- Task brief
Please pull out every line that includes the string "this".

>> start Items

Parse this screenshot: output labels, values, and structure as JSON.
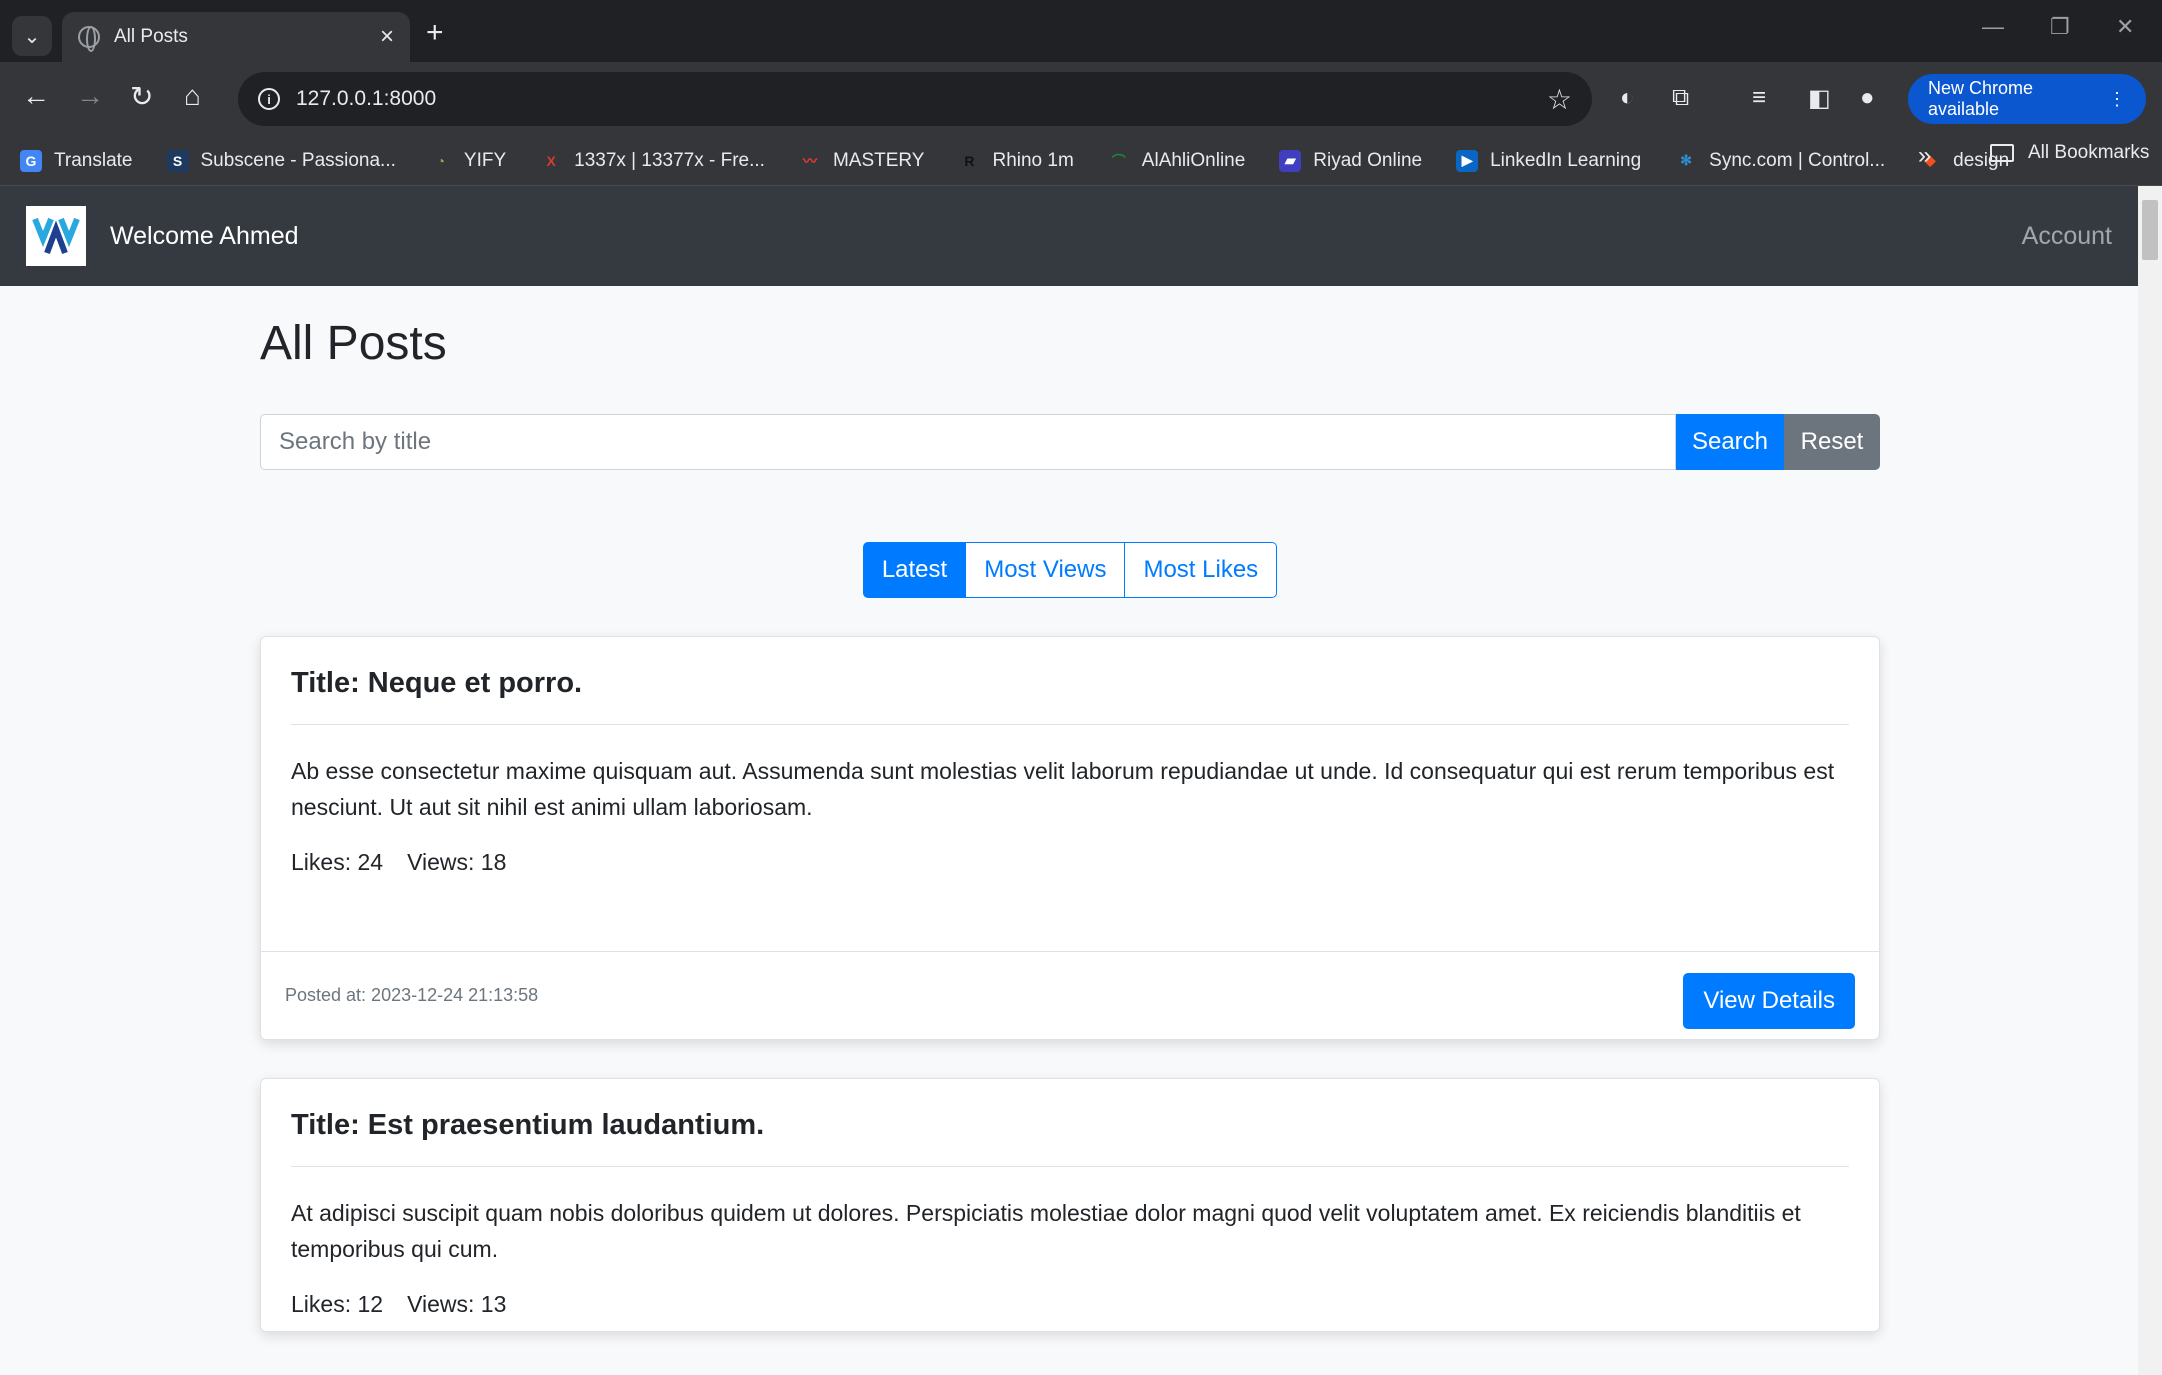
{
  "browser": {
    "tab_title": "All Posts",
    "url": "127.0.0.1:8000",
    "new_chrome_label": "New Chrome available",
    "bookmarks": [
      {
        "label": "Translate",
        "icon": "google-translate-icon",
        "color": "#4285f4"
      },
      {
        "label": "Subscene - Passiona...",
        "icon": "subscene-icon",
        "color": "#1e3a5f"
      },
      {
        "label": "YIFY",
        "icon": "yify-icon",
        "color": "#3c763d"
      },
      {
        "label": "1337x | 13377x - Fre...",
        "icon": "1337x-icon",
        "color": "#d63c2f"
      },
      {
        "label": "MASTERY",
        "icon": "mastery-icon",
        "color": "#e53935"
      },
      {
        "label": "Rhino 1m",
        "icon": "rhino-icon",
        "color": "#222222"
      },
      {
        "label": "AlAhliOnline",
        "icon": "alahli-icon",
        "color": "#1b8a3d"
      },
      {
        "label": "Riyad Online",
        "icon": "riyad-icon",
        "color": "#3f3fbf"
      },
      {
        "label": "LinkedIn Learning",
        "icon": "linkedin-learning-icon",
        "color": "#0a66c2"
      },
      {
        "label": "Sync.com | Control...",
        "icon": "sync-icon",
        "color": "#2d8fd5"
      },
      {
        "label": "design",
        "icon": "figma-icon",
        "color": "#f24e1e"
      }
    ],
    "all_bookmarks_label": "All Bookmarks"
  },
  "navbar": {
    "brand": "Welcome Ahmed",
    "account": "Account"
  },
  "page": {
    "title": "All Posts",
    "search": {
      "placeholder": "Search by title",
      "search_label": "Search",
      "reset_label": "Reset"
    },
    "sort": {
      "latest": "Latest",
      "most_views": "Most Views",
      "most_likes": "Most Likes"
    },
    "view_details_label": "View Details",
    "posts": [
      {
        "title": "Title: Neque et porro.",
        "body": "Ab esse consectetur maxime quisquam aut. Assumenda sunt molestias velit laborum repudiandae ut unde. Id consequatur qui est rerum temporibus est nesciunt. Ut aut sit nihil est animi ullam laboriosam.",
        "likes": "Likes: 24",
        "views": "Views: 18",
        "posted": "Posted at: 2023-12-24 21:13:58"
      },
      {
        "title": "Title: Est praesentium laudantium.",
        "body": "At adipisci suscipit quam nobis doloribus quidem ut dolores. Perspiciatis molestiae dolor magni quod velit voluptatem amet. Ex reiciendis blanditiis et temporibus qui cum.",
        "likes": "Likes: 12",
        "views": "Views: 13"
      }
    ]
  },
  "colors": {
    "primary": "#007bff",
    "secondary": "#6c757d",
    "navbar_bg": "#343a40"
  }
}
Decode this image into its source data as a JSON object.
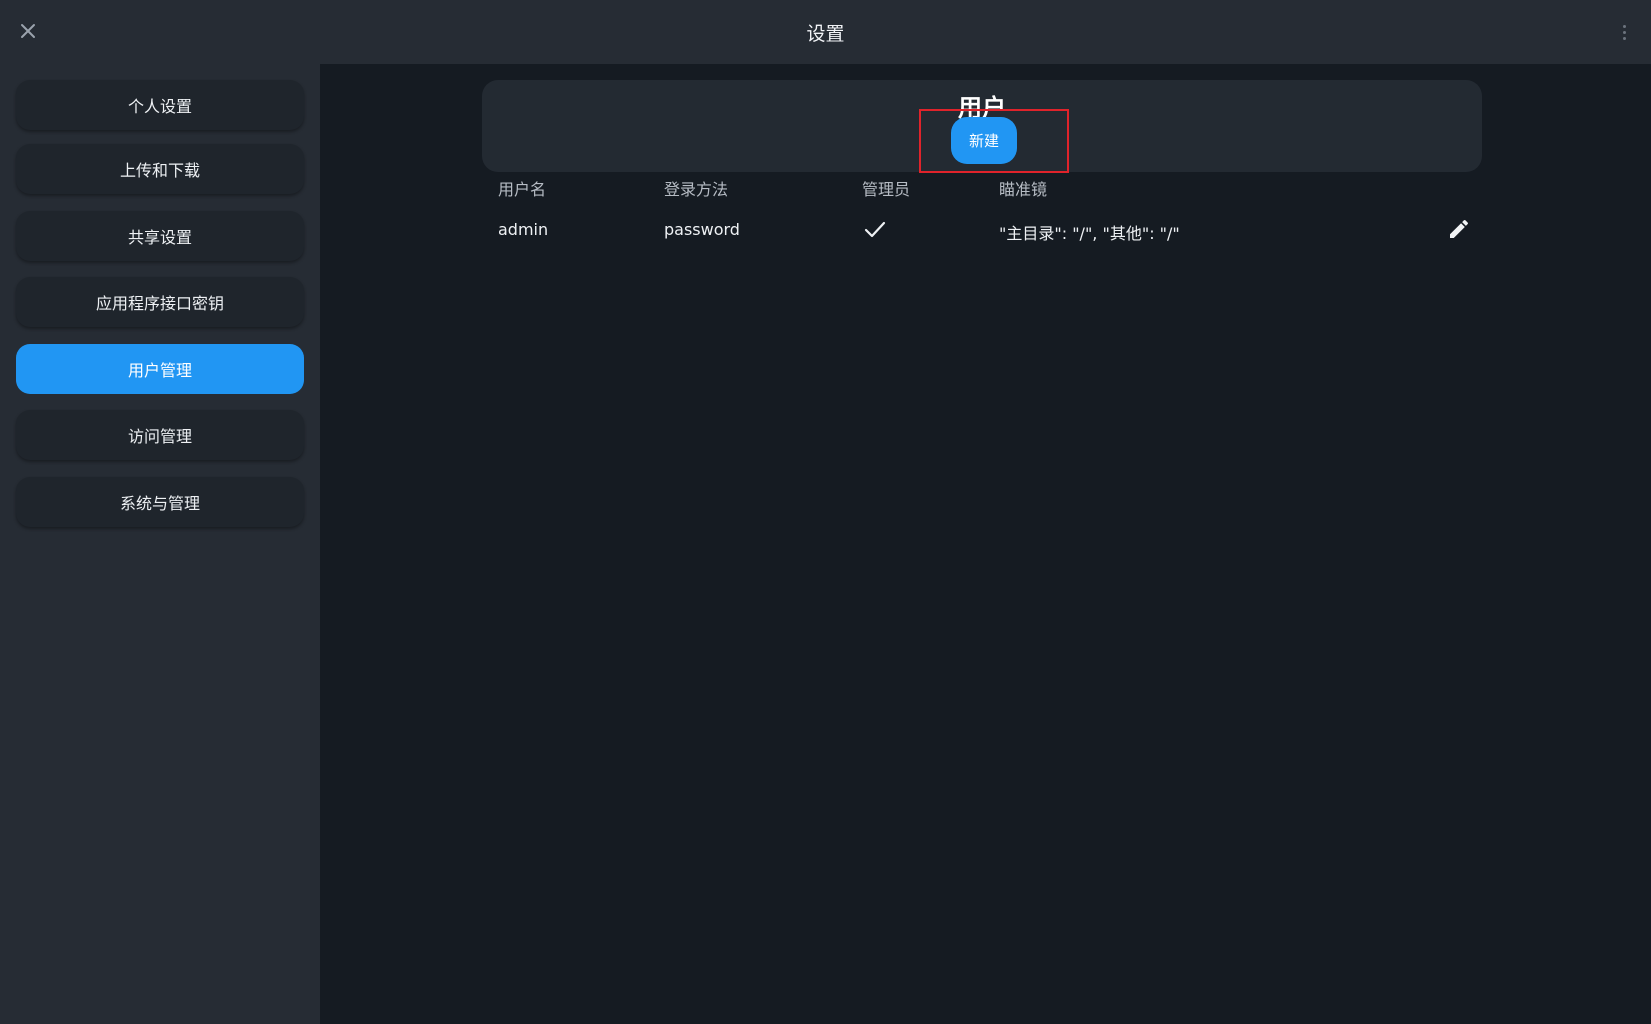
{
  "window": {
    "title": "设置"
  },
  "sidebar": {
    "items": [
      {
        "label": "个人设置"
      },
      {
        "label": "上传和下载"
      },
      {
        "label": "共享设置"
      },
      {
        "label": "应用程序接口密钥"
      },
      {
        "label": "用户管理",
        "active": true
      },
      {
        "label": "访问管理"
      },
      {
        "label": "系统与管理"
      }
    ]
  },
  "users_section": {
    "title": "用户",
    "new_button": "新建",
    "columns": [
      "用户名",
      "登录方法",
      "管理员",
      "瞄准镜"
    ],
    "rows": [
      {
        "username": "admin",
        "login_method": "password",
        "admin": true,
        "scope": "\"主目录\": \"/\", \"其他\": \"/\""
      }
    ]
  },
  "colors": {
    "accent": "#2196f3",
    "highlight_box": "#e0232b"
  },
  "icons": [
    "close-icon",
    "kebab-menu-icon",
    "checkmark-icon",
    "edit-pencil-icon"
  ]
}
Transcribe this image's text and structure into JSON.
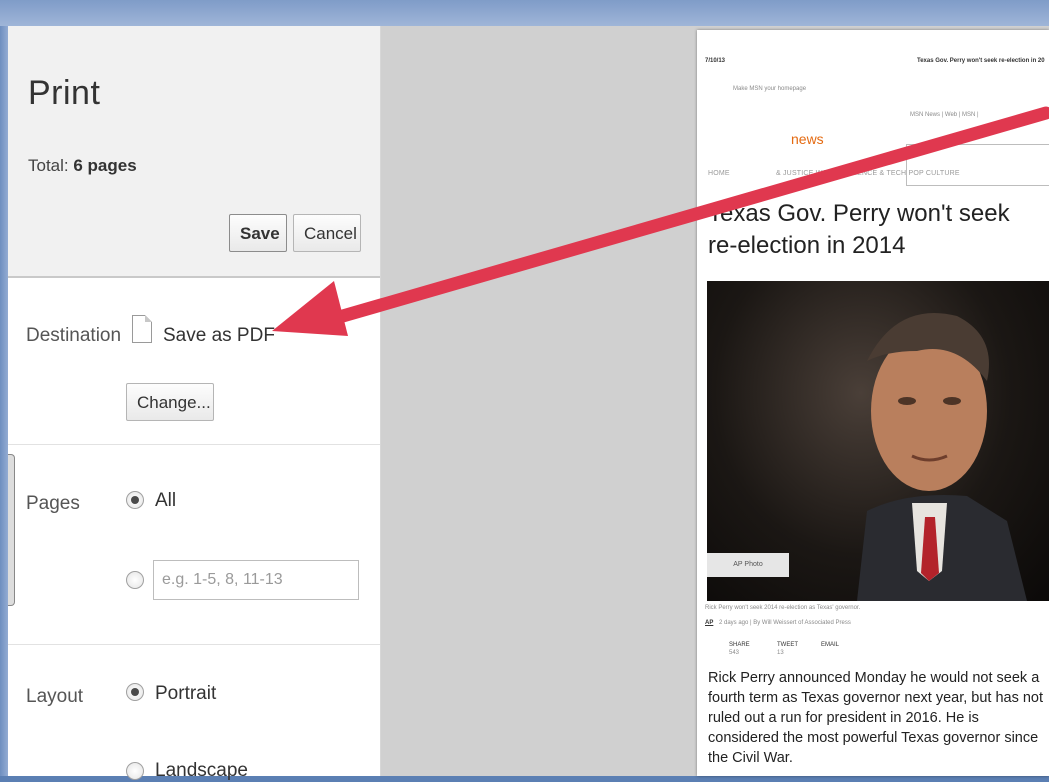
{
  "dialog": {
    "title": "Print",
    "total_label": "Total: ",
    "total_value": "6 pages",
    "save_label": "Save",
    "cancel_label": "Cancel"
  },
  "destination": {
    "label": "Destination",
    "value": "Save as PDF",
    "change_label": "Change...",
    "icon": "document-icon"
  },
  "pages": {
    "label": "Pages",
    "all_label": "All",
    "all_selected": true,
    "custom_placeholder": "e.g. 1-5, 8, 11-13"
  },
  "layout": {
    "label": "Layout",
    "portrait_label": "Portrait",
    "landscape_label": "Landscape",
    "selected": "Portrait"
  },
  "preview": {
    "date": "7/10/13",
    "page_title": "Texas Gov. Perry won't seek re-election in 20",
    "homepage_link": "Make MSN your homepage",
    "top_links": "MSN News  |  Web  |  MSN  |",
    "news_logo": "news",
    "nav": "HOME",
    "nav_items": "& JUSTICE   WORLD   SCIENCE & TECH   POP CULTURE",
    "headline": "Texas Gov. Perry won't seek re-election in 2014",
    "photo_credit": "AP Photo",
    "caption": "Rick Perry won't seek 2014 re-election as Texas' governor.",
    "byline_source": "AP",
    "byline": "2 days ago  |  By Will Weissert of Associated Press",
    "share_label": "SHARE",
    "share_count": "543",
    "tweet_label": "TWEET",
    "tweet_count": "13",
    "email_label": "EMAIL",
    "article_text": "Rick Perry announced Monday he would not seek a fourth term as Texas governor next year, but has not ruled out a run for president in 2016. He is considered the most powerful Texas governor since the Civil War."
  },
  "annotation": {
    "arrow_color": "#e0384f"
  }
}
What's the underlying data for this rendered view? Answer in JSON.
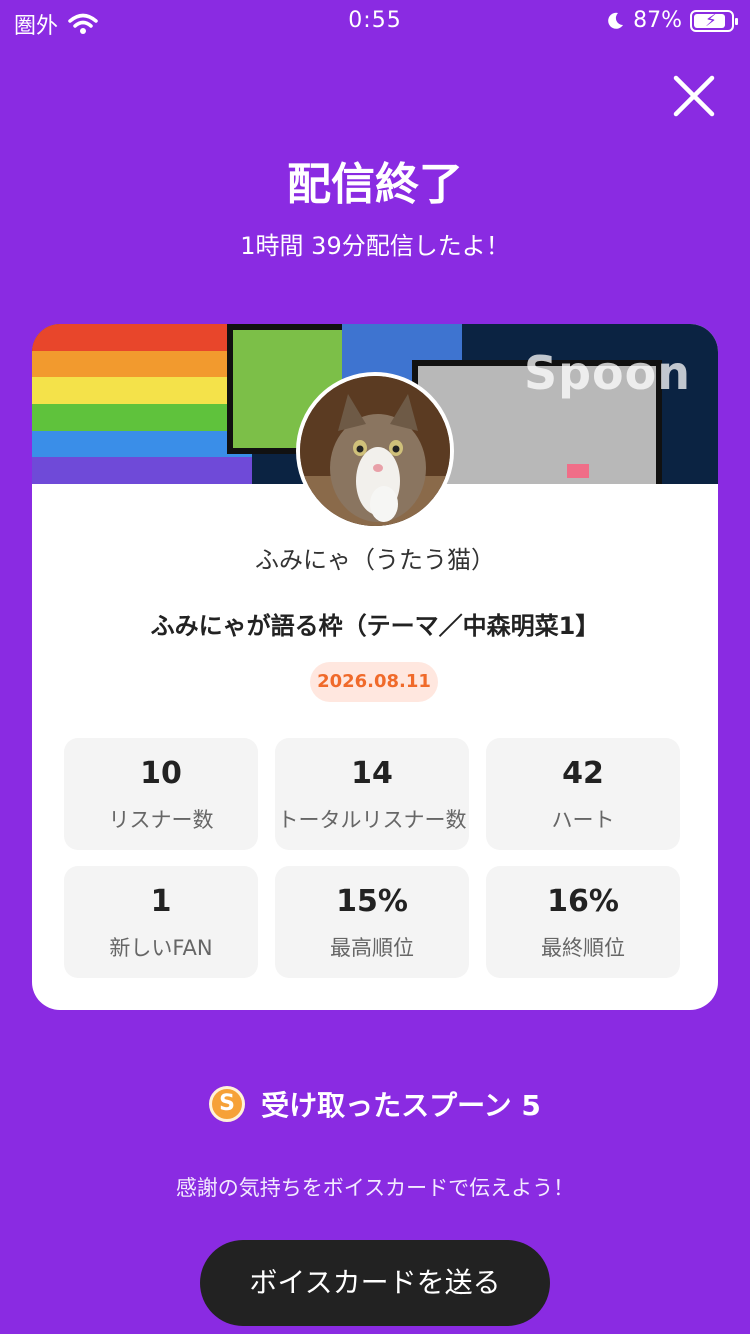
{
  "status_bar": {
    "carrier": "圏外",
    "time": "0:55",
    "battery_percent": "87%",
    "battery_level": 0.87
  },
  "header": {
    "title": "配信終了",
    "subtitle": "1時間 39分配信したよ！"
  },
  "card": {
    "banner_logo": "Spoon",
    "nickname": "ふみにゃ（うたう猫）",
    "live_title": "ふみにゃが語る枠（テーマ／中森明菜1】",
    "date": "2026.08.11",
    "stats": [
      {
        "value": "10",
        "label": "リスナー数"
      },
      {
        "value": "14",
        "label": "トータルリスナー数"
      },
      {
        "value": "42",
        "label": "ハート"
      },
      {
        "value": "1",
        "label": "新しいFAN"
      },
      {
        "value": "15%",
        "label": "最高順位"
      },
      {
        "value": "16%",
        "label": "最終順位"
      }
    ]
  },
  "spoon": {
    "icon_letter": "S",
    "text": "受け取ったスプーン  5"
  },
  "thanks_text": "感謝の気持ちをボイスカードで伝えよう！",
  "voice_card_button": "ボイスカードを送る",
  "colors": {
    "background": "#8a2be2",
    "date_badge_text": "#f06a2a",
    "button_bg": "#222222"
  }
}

>> end Items

- Reply
Parse this screenshot: output labels, values, and structure as JSON.
Decode this image into its source data as a JSON object.
Transcribe this image's text and structure into JSON.
What's the underlying data for this rendered view? Answer in JSON.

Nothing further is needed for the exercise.